## Stated goal
Which lines hold the word "Montlhéry"? Copy each of them from the material.

(Saved entries)
►

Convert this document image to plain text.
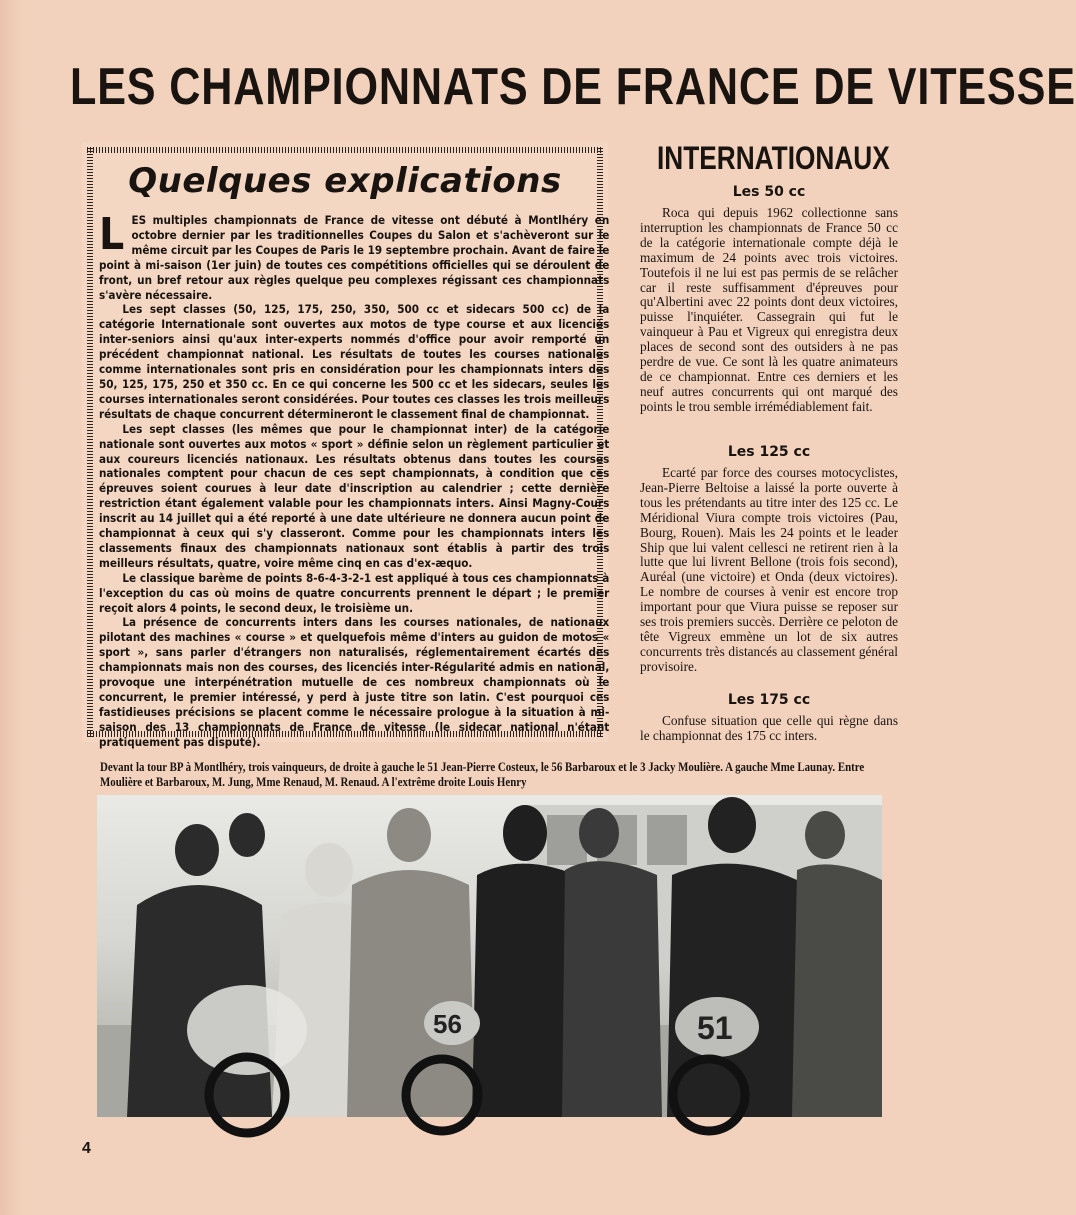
LES CHAMPIONNATS DE FRANCE DE VITESSE
Quelques explications

LES multiples championnats de France de vitesse ont débuté à Montlhéry en octobre dernier par les traditionnelles Coupes du Salon et s'achèveront sur le même circuit par les Coupes de Paris le 19 septembre prochain. Avant de faire le point à mi-saison (1er juin) de toutes ces compétitions officielles qui se déroulent de front, un bref retour aux règles quelque peu complexes régissant ces championnats s'avère nécessaire.

Les sept classes (50, 125, 175, 250, 350, 500 cc et sidecars 500 cc) de la catégorie Internationale sont ouvertes aux motos de type course et aux licenciés inter-seniors ainsi qu'aux inter-experts nommés d'office pour avoir remporté un précédent championnat national. Les résultats de toutes les courses nationales comme internationales sont pris en considération pour les championnats inters des 50, 125, 175, 250 et 350 cc. En ce qui concerne les 500 cc et les sidecars, seules les courses internationales seront considérées. Pour toutes ces classes les trois meilleurs résultats de chaque concurrent détermineront le classement final de championnat.

Les sept classes (les mêmes que pour le championnat inter) de la catégorie nationale sont ouvertes aux motos « sport » définie selon un règlement particulier et aux coureurs licenciés nationaux. Les résultats obtenus dans toutes les courses nationales comptent pour chacun de ces sept championnats, à condition que ces épreuves soient courues à leur date d'inscription au calendrier ; cette dernière restriction étant également valable pour les championnats inters. Ainsi Magny-Cours inscrit au 14 juillet qui a été reporté à une date ultérieure ne donnera aucun point de championnat à ceux qui s'y classeront. Comme pour les championnats inters les classements finaux des championnats nationaux sont établis à partir des trois meilleurs résultats, quatre, voire même cinq en cas d'ex-æquo.

Le classique barème de points 8-6-4-3-2-1 est appliqué à tous ces championnats à l'exception du cas où moins de quatre concurrents prennent le départ ; le premier reçoit alors 4 points, le second deux, le troisième un.

La présence de concurrents inters dans les courses nationales, de nationaux pilotant des machines « course » et quelquefois même d'inters au guidon de motos « sport », sans parler d'étrangers non naturalisés, réglementairement écartés des championnats mais non des courses, des licenciés inter-Régularité admis en national, provoque une interpénétration mutuelle de ces nombreux championnats où le concurrent, le premier intéressé, y perd à juste titre son latin. C'est pourquoi ces fastidieuses précisions se placent comme le nécessaire prologue à la situation à mi-saison des 13 championnats de France de vitesse (le sidecar national n'étant pratiquement pas disputé).

INTERNATIONAUX
Les 50 cc

Roca qui depuis 1962 collectionne sans interruption les championnats de France 50 cc de la catégorie internationale compte déjà le maximum de 24 points avec trois victoires. Toutefois il ne lui est pas permis de se relâcher car il reste suffisamment d'épreuves pour qu'Albertini avec 22 points dont deux victoires, puisse l'inquiéter. Cassegrain qui fut le vainqueur à Pau et Vigreux qui enregistra deux places de second sont des outsiders à ne pas perdre de vue. Ce sont là les quatre animateurs de ce championnat. Entre ces derniers et les neuf autres concurrents qui ont marqué des points le trou semble irrémédiablement fait.

Les 125 cc

Ecarté par force des courses motocyclistes, Jean-Pierre Beltoise a laissé la porte ouverte à tous les prétendants au titre inter des 125 cc. Le Méridional Viura compte trois victoires (Pau, Bourg, Rouen). Mais les 24 points et le leader Ship que lui valent cellesci ne retirent rien à la lutte que lui livrent Bellone (trois fois second), Auréal (une victoire) et Onda (deux victoires). Le nombre de courses à venir est encore trop important pour que Viura puisse se reposer sur ses trois premiers succès. Derrière ce peloton de tête Vigreux emmène un lot de six autres concurrents très distancés au classement général provisoire.

Les 175 cc

Confuse situation que celle qui règne dans le championnat des 175 cc inters.

Devant la tour BP à Montlhéry, trois vainqueurs, de droite à gauche le 51 Jean-Pierre Costeux, le 56 Barbaroux et le 3 Jacky Moulière. A gauche Mme Launay. Entre Moulière et Barbaroux, M. Jung, Mme Renaud, M. Renaud. A l'extrême droite Louis Henry
56	51
4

◄

## Exercise answer
LES multiples championnats de France de vitesse ont débuté à Montlhéry en octobre dernier par les traditionnelles Coupes du Salon et s'achèveront sur le même circuit par les Coupes de Paris le 19 septembre prochain. Avant de faire le point à mi-saison (1er juin) de toutes ces compétitions officielles qui se déroulent de front, un bref retour aux règles quelque peu complexes régissant ces championnats s'avère nécessaire.
Devant la tour BP à Montlhéry, trois vainqueurs, de droite à gauche le 51 Jean-Pierre Costeux, le 56 Barbaroux et le 3 Jacky Moulière. A gauche Mme Launay. Entre Moulière et Barbaroux, M. Jung, Mme Renaud, M. Renaud. A l'extrême droite Louis Henry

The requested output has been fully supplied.